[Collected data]
****

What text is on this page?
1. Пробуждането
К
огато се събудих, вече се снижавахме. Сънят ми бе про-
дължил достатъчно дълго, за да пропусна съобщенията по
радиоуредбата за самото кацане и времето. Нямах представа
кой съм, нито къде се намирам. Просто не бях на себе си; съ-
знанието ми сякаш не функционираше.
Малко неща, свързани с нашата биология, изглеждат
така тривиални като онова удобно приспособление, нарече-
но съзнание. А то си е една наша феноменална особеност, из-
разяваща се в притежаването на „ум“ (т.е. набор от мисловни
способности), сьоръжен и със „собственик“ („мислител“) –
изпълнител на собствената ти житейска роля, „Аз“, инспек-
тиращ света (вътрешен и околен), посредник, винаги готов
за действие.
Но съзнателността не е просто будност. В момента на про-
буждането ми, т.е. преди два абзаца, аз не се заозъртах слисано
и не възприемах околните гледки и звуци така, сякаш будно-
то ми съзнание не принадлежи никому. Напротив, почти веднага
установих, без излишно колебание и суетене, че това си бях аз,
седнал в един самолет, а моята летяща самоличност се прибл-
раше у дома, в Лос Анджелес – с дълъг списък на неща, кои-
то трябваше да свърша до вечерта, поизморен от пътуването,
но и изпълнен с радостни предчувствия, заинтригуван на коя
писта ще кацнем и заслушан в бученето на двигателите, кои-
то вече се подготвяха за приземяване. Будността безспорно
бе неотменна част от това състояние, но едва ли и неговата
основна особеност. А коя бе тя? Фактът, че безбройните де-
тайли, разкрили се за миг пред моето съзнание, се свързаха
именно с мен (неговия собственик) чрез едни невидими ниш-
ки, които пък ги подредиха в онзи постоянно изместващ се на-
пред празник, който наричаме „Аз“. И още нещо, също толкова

****

— TASK BRIEF —
Return all lines containing "съзнание".

— COMPLETE ANSWER —
но съзнание. А то си е една наша феноменална особеност, из-
то ми съзнание не принадлежи никому. Напротив, почти веднага
тайли, разкрили се за миг пред моето съзнание, се свързаха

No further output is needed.